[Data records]
★ ★ ★ ★
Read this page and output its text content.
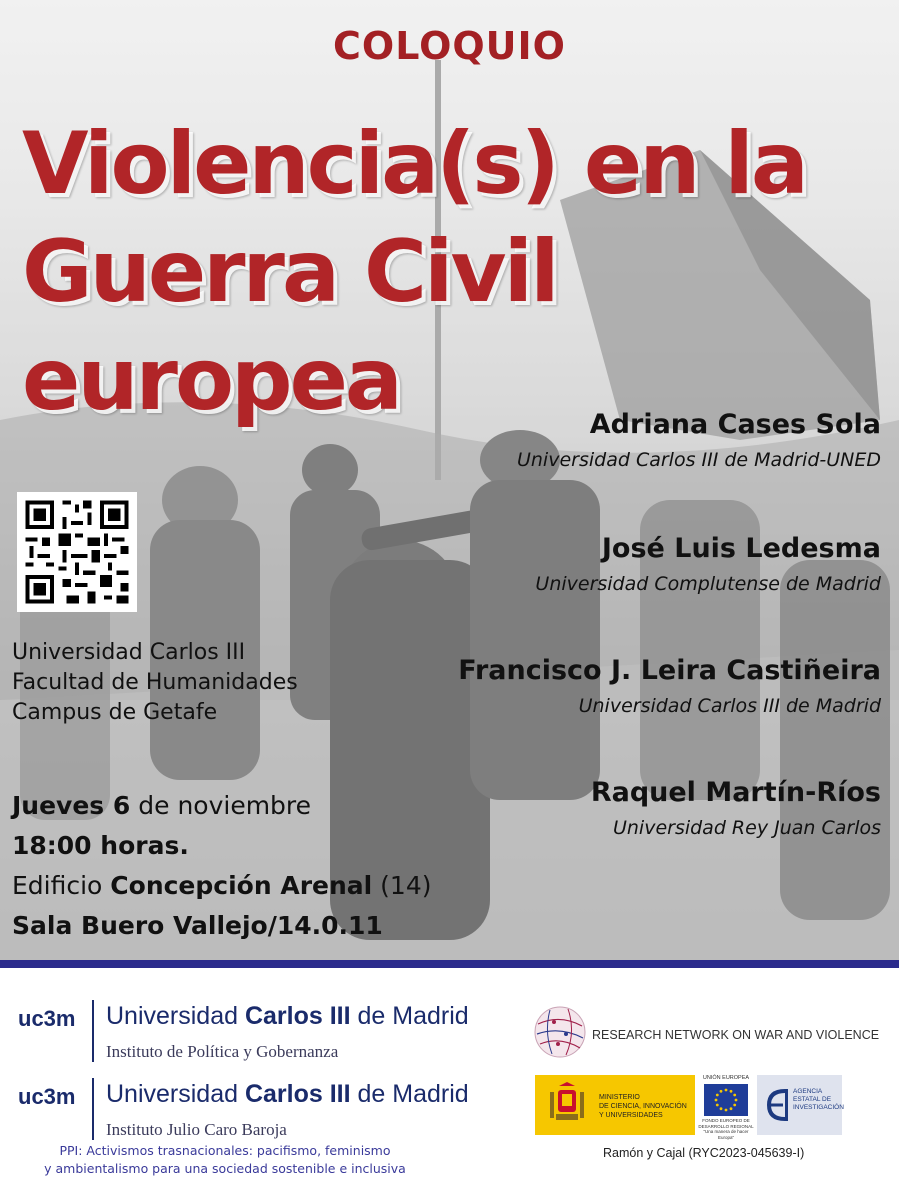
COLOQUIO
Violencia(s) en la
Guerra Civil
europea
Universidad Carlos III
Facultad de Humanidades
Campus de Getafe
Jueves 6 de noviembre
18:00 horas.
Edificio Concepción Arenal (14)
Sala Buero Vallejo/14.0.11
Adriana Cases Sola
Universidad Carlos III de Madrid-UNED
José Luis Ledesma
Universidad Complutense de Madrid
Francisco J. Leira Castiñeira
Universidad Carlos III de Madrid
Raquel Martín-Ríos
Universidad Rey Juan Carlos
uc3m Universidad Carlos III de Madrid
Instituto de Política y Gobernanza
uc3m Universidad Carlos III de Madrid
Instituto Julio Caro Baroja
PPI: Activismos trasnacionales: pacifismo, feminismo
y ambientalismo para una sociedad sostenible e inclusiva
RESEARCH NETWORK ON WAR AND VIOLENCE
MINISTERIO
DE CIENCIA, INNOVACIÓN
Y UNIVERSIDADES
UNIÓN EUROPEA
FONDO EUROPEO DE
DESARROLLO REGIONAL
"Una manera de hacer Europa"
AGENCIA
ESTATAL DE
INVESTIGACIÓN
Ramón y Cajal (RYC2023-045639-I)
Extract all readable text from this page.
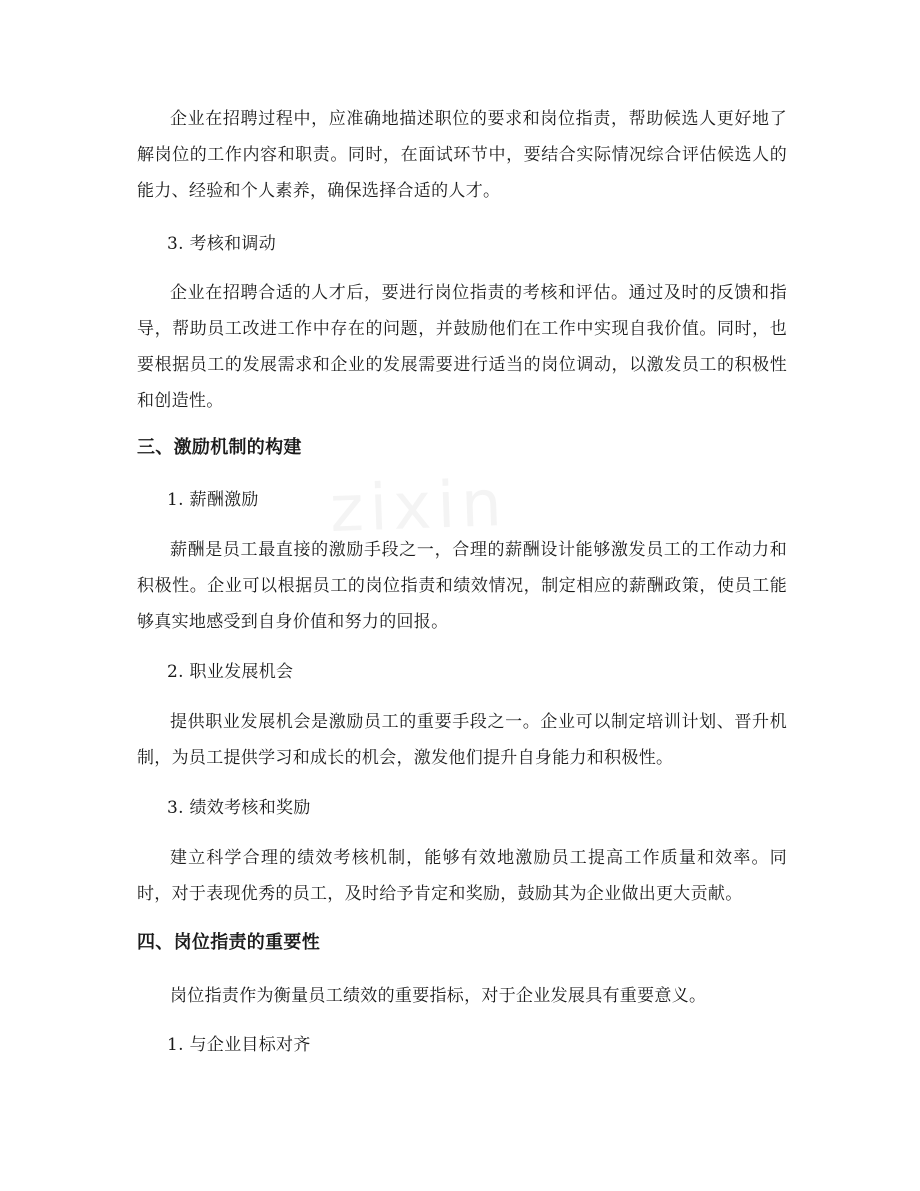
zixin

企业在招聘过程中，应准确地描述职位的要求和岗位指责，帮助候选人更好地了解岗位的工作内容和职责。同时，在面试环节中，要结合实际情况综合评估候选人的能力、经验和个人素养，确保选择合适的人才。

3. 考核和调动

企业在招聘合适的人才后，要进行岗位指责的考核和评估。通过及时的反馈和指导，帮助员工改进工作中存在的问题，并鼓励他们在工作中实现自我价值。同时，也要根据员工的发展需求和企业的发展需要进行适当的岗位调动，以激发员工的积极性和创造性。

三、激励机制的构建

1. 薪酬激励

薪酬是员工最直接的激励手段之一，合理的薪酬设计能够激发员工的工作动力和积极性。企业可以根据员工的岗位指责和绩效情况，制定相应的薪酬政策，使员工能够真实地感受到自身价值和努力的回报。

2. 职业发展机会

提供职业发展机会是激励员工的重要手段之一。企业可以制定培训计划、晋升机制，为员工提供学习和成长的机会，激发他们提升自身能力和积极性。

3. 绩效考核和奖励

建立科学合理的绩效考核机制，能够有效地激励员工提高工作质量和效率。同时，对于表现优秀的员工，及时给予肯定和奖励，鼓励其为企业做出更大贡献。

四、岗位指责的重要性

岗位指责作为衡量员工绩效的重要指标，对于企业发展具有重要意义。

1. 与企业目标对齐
★ ★ ★ ★
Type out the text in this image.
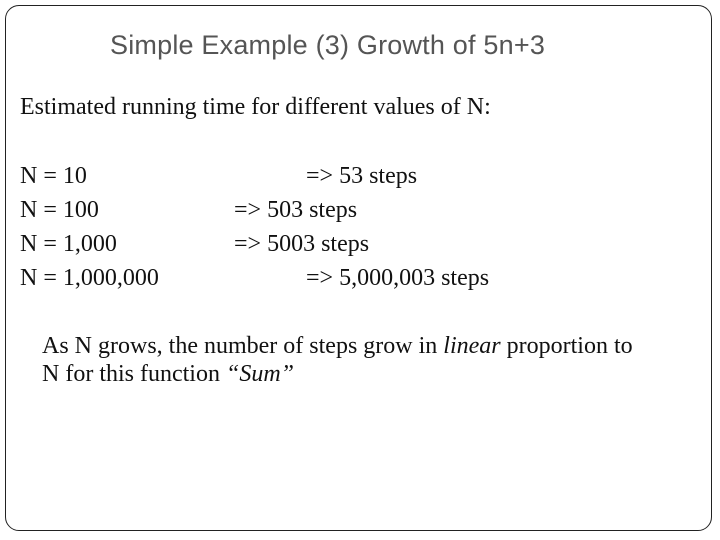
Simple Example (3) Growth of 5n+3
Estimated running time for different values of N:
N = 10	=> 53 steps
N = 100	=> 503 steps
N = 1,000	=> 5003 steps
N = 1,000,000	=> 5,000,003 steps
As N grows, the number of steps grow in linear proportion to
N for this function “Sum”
★ ★ ★ ★
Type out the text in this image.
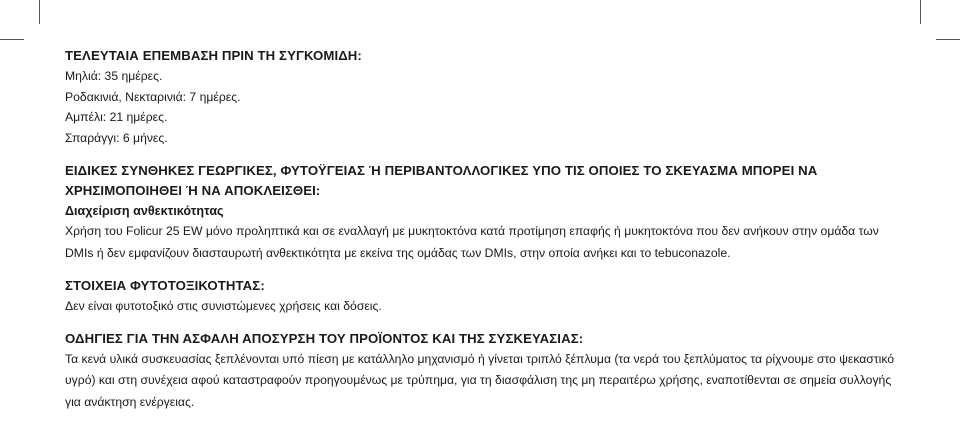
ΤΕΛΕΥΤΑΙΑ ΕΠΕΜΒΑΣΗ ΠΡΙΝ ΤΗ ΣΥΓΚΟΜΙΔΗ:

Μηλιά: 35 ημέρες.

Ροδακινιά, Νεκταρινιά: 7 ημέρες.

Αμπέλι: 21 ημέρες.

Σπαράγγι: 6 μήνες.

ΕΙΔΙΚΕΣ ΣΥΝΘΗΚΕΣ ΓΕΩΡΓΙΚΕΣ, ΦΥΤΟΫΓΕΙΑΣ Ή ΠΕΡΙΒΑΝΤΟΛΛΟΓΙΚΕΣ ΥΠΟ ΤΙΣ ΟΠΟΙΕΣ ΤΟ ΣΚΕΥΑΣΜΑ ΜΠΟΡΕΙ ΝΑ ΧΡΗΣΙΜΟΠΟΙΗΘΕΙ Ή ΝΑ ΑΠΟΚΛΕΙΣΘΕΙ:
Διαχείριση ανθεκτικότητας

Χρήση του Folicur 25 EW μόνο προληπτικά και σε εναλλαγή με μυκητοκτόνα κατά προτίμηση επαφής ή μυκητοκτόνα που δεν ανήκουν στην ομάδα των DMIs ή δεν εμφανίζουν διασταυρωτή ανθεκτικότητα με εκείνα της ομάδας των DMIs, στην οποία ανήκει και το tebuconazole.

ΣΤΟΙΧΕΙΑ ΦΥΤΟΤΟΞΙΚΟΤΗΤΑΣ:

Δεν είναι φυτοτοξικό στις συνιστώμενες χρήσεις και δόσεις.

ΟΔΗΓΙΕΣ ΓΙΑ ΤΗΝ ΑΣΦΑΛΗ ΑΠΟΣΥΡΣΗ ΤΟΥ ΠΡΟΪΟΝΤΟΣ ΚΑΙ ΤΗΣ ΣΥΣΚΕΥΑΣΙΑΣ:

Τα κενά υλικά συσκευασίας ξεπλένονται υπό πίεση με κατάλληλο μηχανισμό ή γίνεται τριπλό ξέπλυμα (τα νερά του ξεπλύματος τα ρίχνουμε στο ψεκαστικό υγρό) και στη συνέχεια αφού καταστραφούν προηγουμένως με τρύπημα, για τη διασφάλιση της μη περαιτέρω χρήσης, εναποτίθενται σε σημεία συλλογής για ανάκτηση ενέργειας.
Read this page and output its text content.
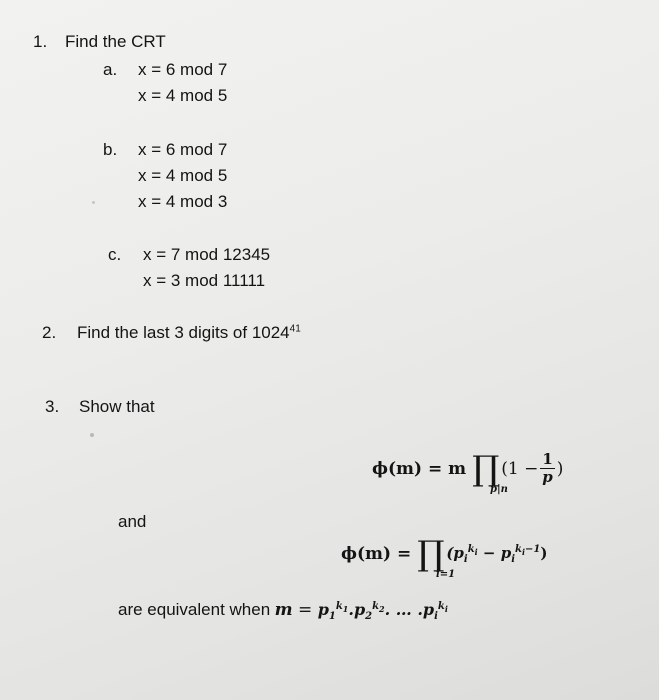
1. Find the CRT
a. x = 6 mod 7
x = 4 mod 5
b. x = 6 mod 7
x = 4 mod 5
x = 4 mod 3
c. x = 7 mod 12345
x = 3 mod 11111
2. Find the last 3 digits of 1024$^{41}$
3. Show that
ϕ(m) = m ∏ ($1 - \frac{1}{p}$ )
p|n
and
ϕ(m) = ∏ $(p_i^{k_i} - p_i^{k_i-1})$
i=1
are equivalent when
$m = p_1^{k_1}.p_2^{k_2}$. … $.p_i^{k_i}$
★ ★ ★ ★
Directive => Where a line in the entries holds the word "Find", copy that line.

Response for this exercise =>
1. Find the CRT
2. Find the last 3 digits of 1024$^{41}$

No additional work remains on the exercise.